_THE EXERCISE_:
Tally the lines that include the word "thesis" and reply with nothing but the total.

_Stored records_:
====
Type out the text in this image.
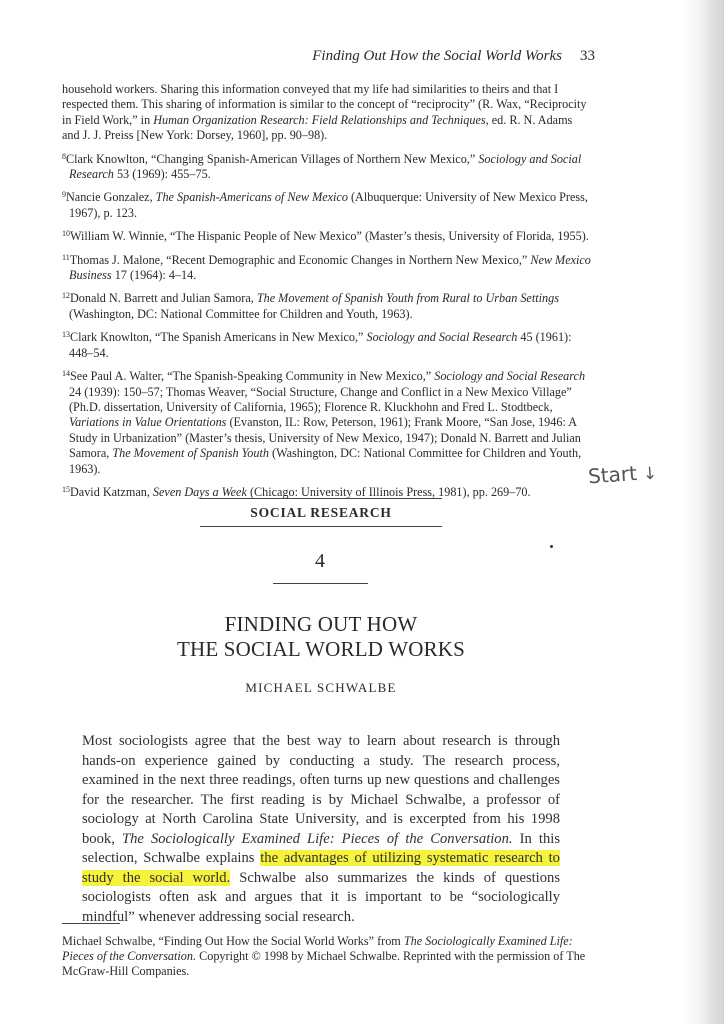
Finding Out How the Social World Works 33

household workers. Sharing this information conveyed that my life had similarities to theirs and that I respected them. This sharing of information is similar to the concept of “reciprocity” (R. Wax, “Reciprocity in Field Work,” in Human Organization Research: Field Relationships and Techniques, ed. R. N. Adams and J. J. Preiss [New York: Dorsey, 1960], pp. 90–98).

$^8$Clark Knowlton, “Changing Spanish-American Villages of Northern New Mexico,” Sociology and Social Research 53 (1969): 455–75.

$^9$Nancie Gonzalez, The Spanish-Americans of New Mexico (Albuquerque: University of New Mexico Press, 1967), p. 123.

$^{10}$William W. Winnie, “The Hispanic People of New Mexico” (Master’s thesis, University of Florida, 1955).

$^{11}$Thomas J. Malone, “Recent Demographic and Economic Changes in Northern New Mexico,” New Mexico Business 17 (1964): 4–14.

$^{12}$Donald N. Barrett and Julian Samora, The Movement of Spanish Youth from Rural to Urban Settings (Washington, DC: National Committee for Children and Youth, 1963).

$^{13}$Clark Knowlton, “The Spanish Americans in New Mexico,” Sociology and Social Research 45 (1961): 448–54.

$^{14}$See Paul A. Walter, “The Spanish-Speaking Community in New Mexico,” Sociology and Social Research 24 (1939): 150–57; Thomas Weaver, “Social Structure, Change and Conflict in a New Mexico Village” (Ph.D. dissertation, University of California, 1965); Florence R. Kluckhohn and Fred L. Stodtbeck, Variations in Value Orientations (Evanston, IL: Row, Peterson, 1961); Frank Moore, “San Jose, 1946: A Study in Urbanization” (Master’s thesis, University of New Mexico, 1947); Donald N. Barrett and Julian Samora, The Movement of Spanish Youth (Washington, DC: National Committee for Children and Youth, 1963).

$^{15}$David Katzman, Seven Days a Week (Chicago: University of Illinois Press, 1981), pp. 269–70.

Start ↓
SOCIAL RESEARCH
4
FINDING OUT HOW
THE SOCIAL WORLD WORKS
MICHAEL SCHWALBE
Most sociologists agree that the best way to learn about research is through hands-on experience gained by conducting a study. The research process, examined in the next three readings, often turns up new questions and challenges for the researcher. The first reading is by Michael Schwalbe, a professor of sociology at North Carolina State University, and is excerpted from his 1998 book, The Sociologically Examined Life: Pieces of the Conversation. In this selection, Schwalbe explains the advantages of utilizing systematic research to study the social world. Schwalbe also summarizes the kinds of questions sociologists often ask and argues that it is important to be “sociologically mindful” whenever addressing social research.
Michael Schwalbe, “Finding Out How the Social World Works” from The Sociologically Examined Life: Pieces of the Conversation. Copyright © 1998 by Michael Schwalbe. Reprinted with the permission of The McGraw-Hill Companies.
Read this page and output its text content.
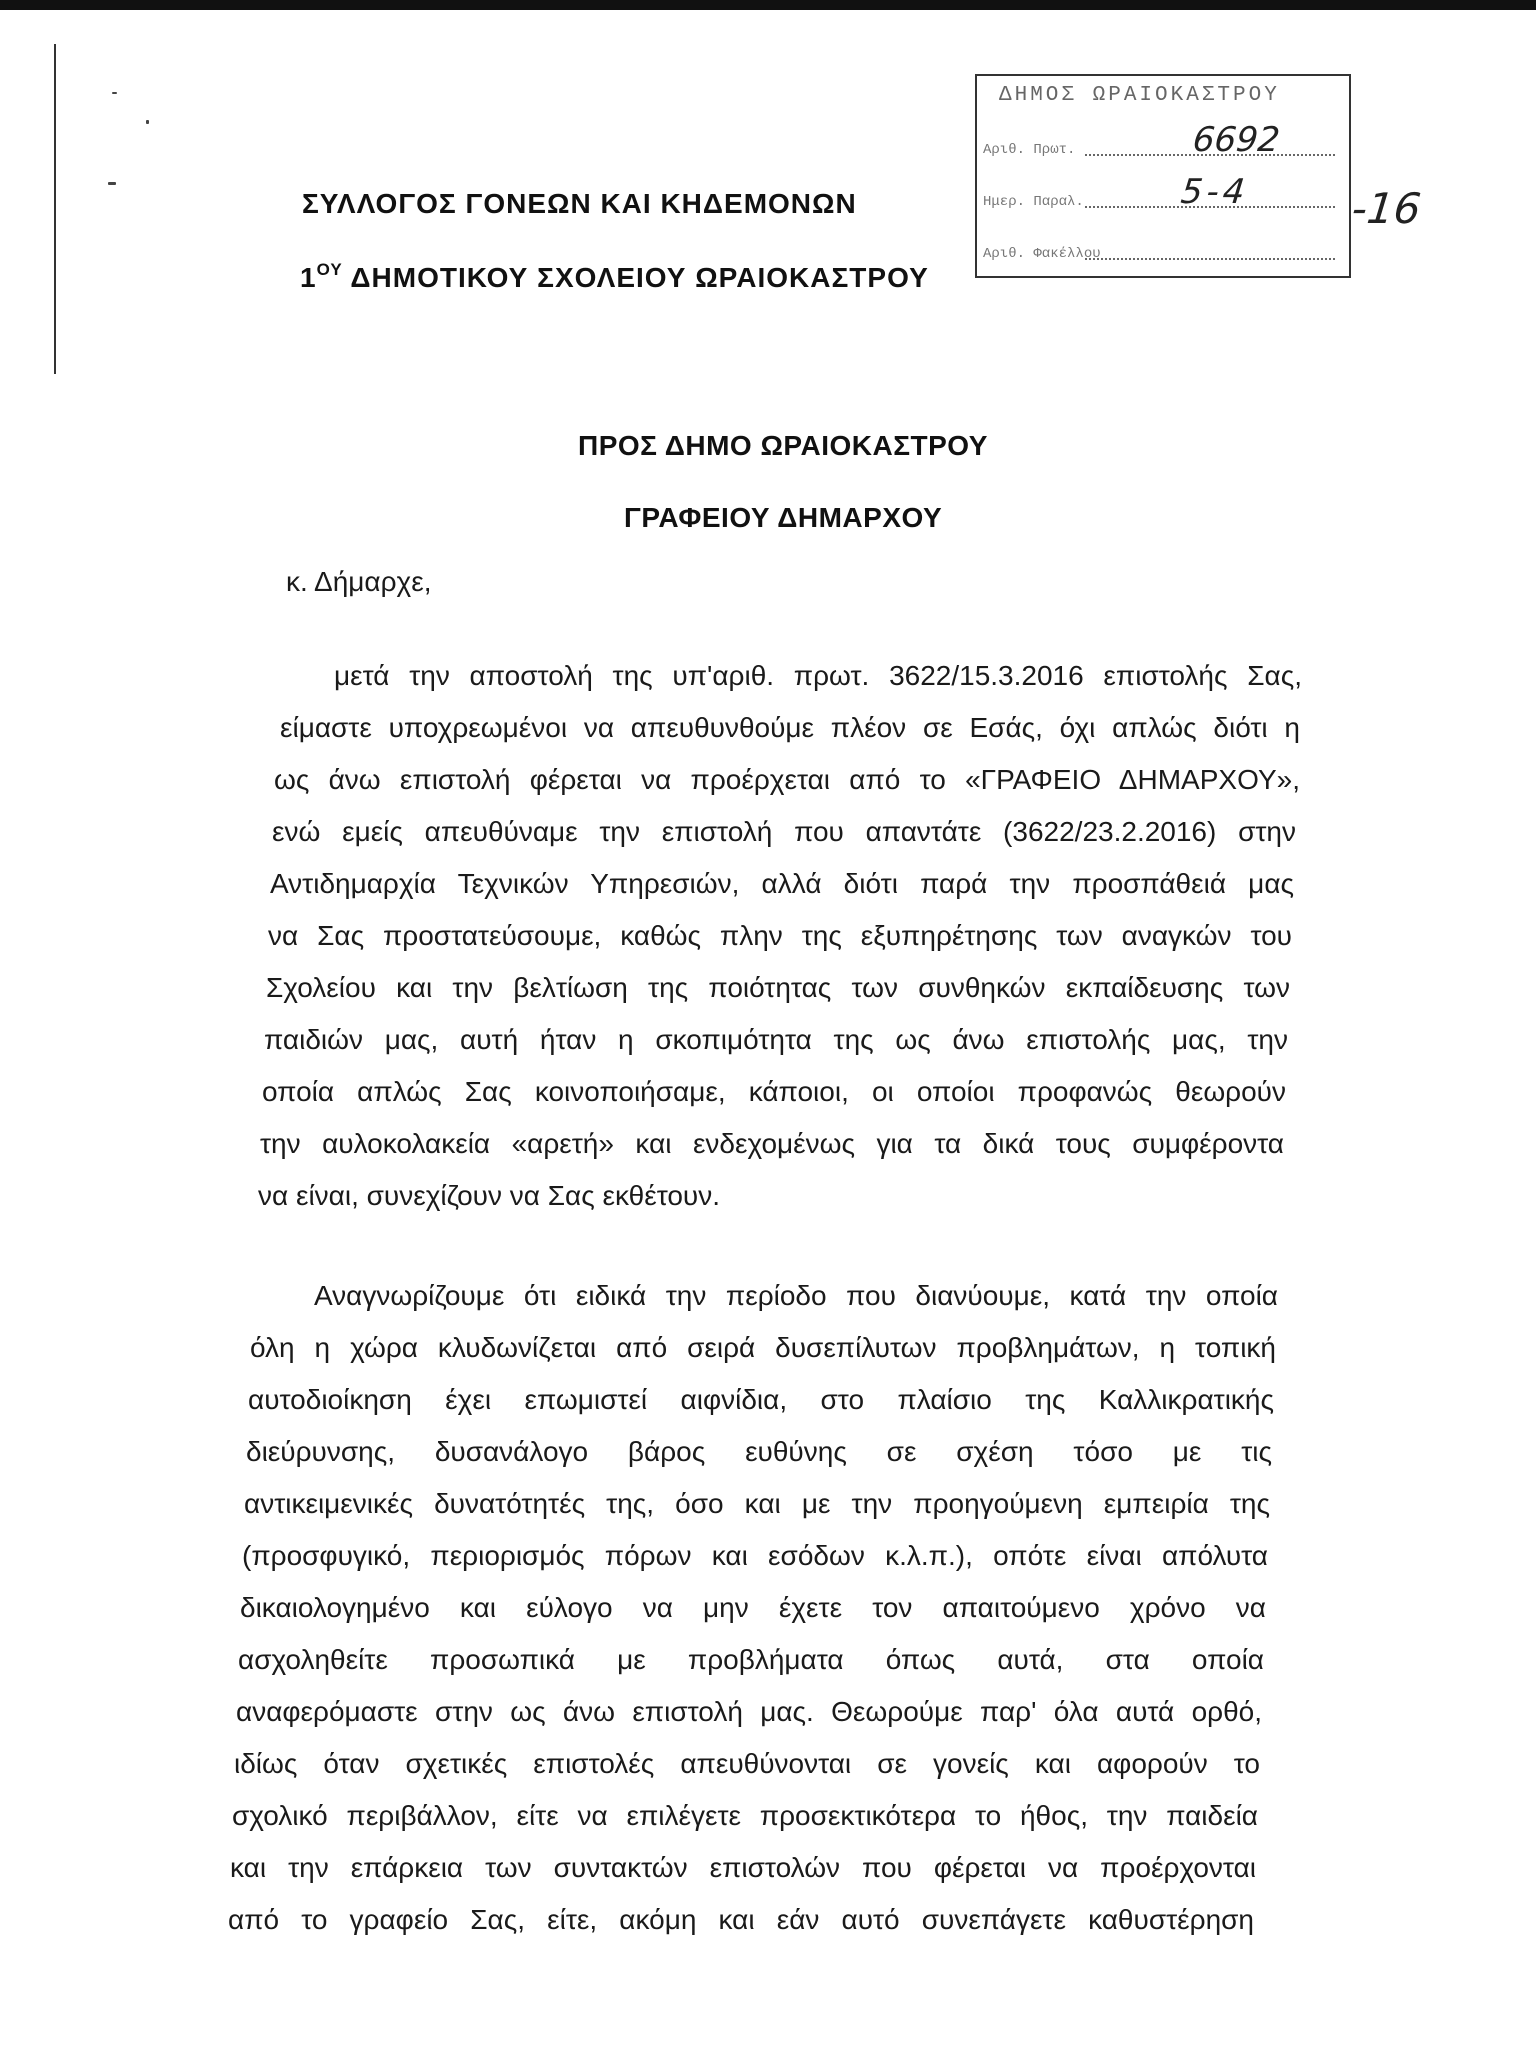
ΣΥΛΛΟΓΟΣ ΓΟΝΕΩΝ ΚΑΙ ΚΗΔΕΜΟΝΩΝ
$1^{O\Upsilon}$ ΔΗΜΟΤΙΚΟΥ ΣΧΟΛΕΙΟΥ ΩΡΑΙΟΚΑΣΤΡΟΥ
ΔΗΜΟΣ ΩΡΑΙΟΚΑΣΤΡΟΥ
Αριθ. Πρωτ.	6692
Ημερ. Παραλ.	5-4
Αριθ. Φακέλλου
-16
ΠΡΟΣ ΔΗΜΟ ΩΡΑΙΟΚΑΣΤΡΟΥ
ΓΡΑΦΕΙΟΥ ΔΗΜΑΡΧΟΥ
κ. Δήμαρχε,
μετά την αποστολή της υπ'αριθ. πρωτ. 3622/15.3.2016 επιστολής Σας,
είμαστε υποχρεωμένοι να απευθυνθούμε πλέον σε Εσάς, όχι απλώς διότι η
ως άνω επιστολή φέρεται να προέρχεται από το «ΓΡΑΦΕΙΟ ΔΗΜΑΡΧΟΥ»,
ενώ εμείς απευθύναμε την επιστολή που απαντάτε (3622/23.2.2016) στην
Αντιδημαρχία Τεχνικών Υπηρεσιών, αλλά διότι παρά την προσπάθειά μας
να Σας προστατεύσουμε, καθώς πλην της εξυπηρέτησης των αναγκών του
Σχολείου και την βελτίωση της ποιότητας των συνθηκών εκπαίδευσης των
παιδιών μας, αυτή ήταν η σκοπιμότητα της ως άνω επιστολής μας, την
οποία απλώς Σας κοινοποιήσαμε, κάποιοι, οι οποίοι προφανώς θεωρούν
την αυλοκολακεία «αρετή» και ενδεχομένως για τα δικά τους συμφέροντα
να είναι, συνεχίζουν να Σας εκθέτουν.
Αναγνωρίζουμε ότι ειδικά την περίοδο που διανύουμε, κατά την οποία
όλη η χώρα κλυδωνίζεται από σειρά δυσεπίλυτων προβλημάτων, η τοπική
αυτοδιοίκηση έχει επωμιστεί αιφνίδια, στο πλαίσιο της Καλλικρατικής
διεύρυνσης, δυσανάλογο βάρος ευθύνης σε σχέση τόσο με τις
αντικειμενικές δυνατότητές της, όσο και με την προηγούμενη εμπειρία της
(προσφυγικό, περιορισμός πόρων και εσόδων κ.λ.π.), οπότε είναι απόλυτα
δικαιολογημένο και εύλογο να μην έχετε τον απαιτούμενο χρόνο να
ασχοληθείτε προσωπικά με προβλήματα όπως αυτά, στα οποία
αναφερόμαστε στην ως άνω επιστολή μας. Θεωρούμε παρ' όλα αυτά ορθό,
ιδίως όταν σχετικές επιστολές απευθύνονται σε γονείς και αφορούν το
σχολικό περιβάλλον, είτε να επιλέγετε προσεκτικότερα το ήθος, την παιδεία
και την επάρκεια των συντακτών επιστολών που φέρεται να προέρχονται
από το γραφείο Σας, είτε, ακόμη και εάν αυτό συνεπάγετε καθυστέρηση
====
_CORRECT ANSWER_:
2